What you have to do: All lines featuring the string "potom" are to be listed.

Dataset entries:
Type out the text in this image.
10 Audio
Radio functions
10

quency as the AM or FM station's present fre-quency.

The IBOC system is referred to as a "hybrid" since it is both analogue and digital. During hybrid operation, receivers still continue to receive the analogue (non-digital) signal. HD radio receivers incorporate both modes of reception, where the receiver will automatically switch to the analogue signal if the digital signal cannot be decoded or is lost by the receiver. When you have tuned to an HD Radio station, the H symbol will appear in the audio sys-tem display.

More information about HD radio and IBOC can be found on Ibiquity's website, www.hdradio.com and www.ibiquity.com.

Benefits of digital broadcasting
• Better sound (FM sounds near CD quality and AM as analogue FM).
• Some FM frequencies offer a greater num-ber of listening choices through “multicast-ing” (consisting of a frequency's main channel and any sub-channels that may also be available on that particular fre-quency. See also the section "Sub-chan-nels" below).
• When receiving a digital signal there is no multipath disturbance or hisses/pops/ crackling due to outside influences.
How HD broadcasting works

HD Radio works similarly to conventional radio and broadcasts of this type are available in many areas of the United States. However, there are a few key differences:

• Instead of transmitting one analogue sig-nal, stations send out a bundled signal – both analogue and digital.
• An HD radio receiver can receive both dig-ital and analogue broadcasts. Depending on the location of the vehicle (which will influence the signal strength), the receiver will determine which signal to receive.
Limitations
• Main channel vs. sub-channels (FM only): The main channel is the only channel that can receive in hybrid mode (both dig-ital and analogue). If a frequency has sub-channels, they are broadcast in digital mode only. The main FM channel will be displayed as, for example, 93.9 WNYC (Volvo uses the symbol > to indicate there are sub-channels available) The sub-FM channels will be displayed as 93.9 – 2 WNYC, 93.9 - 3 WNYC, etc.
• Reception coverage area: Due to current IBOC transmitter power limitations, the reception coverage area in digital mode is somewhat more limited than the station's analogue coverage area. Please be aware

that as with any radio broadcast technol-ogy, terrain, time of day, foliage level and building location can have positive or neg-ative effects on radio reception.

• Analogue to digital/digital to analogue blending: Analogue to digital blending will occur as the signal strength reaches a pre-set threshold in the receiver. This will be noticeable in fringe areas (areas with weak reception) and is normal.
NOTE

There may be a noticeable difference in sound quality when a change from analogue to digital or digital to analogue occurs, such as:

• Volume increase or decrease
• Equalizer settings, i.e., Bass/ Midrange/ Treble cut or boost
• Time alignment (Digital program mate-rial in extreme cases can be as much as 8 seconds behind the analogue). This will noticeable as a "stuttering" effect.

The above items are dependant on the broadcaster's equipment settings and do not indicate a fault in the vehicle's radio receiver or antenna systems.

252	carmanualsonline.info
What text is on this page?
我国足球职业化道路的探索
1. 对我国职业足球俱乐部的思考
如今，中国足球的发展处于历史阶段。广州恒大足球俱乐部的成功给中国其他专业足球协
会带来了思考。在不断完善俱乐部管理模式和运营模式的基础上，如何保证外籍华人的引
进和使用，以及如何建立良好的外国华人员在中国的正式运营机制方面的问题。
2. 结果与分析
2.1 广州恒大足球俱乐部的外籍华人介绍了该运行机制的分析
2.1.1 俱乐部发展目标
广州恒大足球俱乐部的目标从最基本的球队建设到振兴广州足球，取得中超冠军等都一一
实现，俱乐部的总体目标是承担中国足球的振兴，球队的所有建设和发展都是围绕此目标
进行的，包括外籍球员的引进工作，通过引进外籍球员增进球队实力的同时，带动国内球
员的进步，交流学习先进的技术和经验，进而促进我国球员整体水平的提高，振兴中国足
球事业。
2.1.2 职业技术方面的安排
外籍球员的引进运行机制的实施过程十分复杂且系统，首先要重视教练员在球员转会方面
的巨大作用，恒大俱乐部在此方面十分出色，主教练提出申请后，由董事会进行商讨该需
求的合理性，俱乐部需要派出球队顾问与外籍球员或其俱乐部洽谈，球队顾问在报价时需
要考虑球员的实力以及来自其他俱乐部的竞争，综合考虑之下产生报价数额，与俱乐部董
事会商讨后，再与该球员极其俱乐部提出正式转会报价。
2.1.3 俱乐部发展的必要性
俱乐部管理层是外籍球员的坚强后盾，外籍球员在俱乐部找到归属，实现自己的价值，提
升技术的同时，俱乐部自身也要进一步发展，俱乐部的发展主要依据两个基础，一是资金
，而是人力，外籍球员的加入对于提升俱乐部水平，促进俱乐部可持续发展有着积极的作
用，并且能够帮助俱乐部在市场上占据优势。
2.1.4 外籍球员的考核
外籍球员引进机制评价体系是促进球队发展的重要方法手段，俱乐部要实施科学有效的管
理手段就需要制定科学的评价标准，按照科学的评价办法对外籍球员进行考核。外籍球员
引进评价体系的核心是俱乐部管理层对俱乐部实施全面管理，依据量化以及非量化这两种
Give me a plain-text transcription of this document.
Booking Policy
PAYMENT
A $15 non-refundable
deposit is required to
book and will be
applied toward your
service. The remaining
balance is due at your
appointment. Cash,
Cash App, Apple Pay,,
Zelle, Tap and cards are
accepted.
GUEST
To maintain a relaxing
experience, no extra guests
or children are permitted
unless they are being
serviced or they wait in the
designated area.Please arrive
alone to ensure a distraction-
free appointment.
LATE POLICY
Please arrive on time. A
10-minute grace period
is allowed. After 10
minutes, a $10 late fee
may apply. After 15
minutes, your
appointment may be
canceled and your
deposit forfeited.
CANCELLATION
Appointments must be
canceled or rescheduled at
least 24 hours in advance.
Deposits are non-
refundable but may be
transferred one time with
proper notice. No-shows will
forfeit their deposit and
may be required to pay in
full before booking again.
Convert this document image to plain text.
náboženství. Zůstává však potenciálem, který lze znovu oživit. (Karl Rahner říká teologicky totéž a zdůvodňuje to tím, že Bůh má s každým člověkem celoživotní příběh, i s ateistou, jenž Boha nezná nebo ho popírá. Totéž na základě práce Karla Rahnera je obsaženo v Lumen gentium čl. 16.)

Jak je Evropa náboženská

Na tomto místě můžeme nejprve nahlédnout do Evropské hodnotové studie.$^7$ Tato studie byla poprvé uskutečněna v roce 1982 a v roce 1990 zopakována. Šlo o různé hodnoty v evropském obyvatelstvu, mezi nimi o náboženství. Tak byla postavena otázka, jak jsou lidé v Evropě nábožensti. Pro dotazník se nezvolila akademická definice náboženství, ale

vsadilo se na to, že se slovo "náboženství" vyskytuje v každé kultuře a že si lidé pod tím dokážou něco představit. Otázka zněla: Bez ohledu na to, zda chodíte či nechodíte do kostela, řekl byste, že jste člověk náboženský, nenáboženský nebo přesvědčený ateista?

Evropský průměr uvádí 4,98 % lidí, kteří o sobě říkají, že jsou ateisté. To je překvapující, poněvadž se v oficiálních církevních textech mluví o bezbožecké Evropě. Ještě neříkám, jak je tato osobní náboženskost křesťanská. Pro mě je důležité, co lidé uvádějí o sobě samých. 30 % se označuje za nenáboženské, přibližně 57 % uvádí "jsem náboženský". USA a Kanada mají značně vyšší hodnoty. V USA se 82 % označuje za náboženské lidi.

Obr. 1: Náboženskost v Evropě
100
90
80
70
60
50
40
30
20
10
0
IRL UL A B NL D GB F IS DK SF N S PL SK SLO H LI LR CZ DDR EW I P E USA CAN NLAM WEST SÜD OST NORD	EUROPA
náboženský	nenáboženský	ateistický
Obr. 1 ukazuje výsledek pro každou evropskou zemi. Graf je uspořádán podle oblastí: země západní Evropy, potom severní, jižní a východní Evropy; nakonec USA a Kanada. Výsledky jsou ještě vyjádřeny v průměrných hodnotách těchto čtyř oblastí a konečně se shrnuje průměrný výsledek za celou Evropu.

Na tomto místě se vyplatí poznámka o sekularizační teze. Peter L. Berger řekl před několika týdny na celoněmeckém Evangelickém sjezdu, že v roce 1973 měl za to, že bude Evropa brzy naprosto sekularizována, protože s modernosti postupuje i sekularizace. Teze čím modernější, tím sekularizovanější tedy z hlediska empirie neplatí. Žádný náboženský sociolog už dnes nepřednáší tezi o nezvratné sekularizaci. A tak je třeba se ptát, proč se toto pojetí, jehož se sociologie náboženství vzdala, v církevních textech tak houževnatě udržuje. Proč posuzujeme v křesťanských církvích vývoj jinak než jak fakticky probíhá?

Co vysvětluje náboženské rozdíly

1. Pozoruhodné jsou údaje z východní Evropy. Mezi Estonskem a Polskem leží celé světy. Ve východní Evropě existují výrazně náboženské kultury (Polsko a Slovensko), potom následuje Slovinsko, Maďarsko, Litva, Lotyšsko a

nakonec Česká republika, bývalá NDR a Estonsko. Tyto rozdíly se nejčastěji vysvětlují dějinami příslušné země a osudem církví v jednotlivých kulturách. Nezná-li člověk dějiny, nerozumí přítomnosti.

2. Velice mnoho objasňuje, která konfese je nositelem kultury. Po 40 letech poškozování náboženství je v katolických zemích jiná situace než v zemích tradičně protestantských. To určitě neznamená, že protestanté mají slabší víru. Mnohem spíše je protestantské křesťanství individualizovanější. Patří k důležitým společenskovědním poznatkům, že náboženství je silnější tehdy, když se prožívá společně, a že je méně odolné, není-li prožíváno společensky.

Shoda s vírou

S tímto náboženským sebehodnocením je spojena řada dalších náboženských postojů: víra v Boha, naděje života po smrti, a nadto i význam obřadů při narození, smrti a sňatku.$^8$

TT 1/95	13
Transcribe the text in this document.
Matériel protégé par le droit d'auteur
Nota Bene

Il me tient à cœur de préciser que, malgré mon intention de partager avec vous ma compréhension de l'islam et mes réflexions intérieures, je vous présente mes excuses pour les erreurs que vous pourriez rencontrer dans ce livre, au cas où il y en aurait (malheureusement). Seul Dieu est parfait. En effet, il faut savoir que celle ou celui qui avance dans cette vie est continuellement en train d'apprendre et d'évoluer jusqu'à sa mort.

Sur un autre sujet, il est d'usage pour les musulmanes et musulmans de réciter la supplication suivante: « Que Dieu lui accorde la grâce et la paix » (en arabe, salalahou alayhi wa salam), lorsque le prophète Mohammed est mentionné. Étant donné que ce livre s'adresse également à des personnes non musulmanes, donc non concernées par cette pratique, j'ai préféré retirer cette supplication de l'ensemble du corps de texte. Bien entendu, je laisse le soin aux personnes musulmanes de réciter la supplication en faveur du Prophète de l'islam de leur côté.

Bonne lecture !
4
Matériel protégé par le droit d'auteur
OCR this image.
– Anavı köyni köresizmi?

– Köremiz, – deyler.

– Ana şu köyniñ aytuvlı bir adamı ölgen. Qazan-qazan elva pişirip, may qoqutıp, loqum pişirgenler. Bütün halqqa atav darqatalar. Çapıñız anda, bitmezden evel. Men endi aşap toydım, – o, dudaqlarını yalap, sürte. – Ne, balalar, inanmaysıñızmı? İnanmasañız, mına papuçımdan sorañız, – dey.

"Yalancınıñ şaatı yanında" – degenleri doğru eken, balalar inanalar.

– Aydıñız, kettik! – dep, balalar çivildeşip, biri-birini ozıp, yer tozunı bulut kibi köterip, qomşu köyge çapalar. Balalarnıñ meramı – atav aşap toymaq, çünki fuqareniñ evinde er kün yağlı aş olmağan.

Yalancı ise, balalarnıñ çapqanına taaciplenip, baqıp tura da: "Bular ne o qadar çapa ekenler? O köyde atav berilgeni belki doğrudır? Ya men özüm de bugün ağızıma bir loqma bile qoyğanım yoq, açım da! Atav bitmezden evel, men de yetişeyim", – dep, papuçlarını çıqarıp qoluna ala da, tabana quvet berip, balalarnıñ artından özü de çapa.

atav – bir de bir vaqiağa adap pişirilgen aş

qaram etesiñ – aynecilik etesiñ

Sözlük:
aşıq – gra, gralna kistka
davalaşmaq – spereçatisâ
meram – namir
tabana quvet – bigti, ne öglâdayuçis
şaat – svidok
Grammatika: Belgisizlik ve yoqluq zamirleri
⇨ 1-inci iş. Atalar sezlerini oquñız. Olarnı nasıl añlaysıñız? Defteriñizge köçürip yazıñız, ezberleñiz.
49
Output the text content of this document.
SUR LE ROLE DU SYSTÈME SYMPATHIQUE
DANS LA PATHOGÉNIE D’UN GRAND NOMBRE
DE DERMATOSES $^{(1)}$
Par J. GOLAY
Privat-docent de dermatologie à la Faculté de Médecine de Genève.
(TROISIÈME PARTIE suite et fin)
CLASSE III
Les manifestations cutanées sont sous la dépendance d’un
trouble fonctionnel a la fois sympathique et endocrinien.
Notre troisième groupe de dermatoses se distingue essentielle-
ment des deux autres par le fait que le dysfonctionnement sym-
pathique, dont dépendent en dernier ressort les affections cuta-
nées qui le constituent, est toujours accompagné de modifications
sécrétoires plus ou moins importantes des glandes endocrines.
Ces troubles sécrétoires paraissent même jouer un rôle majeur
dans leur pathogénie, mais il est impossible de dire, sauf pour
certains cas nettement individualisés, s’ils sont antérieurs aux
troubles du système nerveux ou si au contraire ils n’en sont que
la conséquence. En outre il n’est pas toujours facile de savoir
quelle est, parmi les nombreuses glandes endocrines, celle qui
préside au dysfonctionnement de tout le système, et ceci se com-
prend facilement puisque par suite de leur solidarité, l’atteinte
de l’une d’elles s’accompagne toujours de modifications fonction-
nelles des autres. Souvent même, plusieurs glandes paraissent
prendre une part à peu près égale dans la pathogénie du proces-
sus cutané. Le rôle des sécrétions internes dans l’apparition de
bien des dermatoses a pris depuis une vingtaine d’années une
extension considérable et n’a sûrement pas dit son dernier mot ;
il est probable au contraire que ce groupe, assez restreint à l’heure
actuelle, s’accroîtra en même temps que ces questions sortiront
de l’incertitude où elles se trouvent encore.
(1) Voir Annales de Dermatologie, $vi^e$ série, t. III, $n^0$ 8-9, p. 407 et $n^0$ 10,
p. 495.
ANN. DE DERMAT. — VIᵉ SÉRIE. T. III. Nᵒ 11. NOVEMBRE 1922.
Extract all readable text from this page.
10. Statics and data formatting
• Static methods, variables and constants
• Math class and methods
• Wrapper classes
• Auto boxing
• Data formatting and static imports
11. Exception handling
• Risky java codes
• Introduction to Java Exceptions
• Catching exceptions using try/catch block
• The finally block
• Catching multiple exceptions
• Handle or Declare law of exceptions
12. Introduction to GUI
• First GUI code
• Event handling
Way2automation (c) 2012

Answer for this exercise:
Obr. 1 ukazuje výsledek pro každou evropskou zemi. Graf je uspořádán podle oblastí: země západní Evropy, potom severní, jižní a východní Evropy; nakonec USA a Kanada. Výsledky jsou ještě vyjádřeny v průměrných hodnotách těchto čtyř oblastí a konečně se shrnuje průměrný výsledek za celou Evropu.
1. Pozoruhodné jsou údaje z východní Evropy. Mezi Estonskem a Polskem leží celé světy. Ve východní Evropě existují výrazně náboženské kultury (Polsko a Slovensko), potom následuje Slovinsko, Maďarsko, Litva, Lotyšsko a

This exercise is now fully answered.